TASK ITEM:
Say how many lines in the entries below have the word "Read" in them, giving only the number.

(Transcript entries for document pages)
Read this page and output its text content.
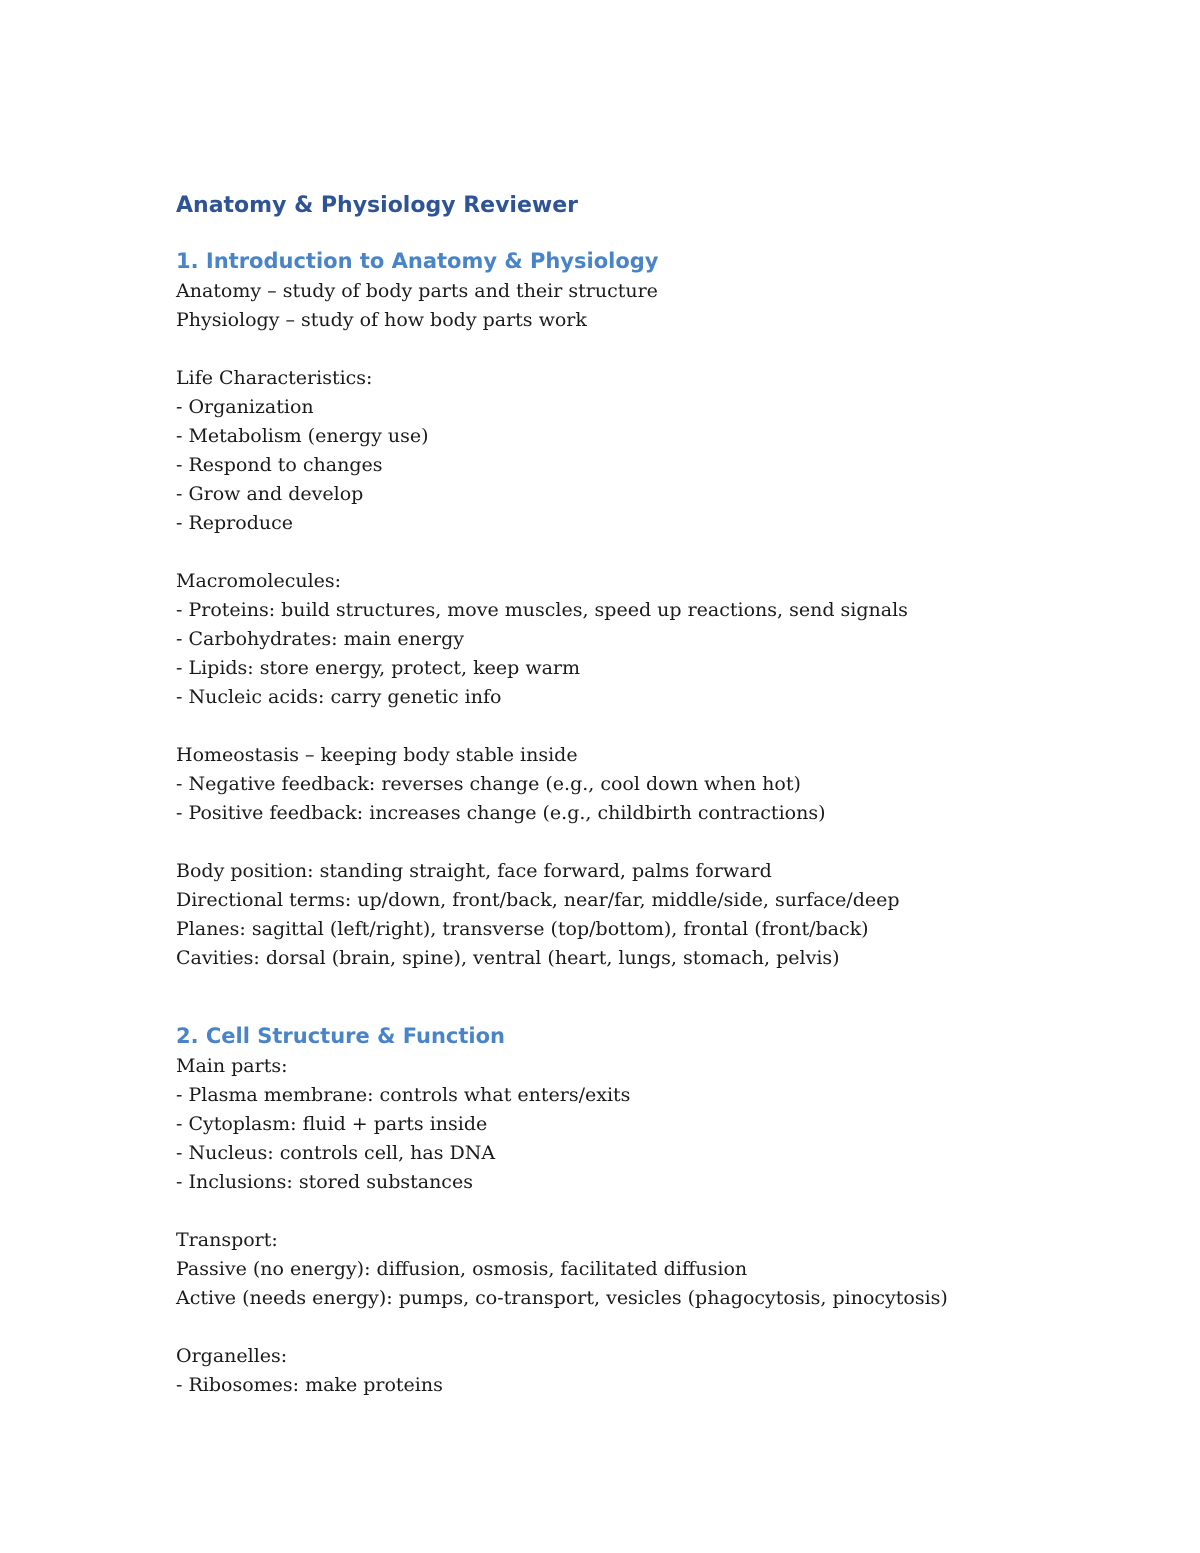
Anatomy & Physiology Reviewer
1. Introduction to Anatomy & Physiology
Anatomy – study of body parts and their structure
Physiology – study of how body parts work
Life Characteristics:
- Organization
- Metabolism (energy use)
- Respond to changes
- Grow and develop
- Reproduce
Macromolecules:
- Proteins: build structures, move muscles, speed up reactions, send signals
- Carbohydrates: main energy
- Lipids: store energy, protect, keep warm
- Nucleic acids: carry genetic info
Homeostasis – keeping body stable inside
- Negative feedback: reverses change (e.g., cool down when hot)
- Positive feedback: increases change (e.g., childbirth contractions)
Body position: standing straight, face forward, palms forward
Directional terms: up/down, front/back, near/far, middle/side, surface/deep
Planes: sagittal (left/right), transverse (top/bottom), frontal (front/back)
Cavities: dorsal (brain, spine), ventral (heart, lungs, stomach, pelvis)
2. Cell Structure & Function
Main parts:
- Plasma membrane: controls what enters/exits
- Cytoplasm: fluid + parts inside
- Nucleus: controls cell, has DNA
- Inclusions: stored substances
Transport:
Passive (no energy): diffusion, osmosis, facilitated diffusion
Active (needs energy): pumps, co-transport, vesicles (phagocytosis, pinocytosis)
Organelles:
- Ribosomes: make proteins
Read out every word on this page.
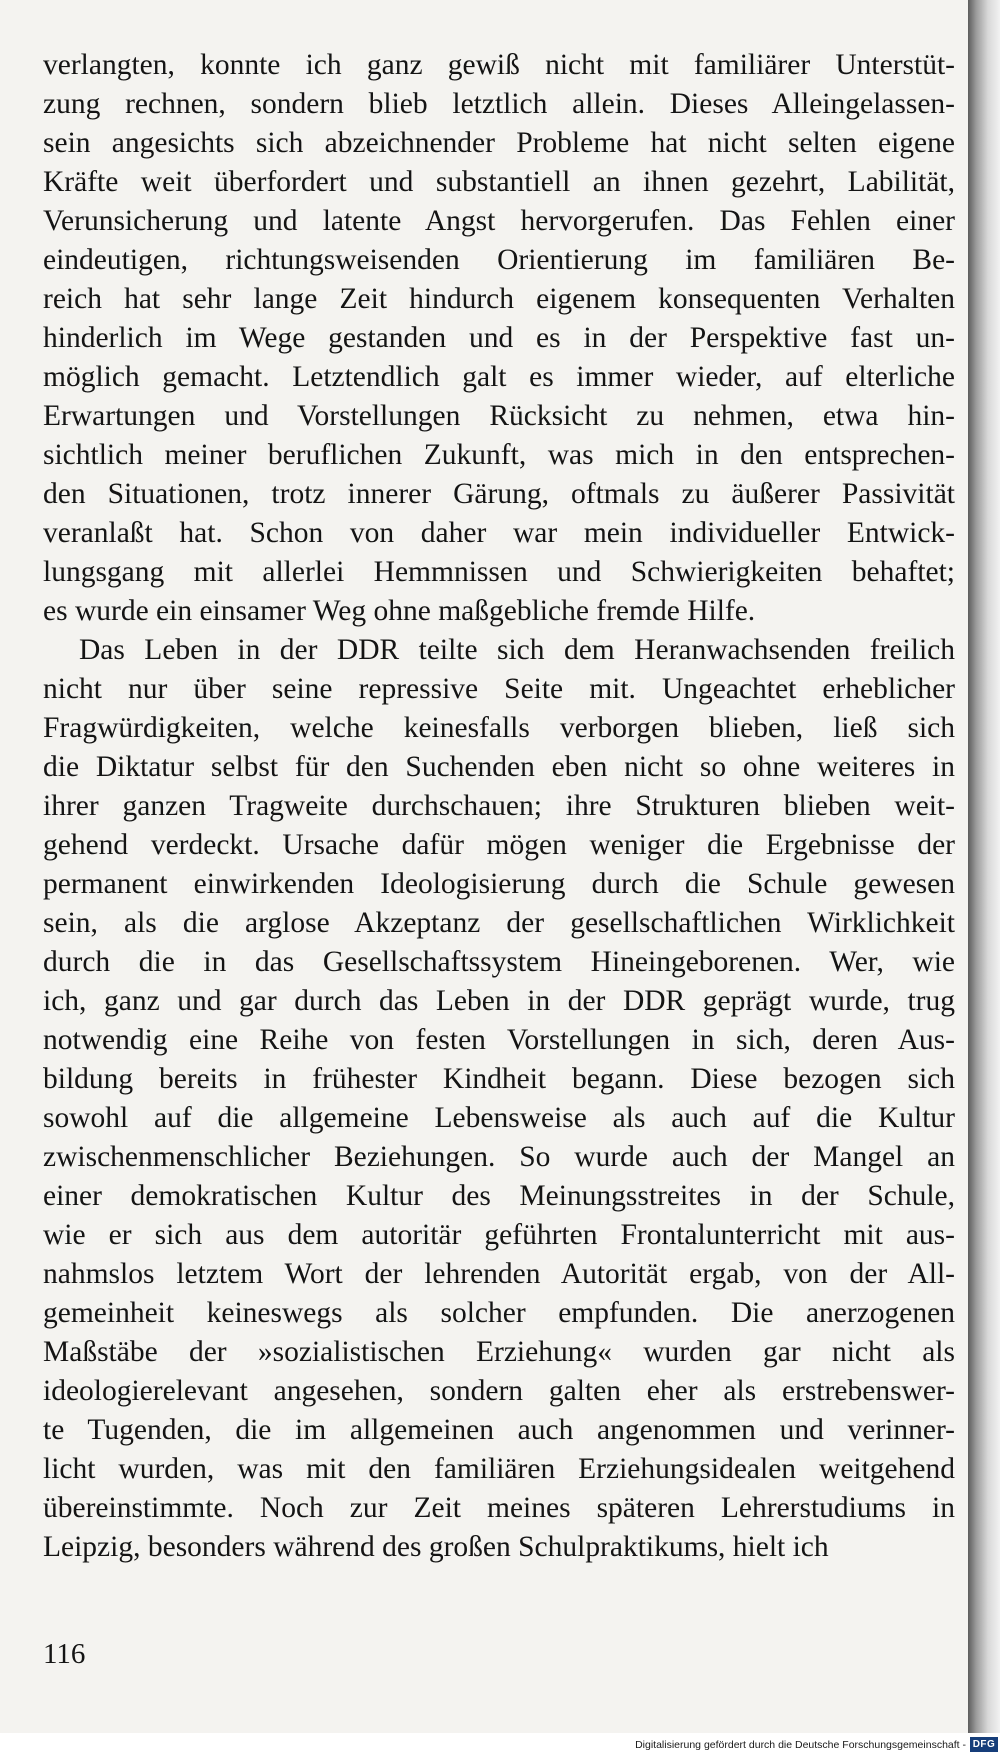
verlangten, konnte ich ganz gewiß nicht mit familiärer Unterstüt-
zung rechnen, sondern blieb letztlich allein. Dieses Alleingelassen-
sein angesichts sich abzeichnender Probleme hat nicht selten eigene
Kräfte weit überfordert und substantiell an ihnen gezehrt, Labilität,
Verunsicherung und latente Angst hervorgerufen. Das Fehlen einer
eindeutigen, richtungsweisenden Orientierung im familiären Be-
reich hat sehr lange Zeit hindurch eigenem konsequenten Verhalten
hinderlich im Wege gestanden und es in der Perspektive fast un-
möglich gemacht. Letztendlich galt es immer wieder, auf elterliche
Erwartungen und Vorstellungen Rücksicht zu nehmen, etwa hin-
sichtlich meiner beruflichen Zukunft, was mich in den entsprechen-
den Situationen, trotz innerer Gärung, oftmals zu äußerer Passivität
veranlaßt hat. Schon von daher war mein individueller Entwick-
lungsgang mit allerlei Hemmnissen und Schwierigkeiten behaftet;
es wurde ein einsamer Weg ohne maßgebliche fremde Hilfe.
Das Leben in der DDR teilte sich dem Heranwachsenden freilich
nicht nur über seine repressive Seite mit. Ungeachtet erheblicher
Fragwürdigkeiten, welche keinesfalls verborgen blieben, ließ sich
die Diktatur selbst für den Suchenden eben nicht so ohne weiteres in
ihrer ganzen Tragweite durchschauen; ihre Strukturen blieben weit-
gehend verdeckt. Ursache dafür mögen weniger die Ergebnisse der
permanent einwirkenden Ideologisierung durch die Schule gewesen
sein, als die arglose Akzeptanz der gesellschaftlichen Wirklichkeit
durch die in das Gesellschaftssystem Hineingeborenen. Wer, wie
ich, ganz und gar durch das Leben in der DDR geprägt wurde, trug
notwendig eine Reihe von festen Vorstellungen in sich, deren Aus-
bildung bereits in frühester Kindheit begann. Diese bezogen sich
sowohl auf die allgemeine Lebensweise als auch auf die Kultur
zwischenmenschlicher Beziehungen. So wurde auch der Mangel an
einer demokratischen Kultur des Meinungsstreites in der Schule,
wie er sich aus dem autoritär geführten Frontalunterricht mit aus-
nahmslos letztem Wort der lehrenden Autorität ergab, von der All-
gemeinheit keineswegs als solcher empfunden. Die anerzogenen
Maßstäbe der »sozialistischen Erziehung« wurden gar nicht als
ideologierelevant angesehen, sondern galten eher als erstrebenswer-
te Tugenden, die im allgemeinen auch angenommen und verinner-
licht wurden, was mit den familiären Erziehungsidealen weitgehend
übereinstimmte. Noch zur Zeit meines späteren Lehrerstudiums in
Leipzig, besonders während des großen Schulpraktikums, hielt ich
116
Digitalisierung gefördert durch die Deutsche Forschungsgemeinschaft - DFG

EXERCISE OUTPUT:
2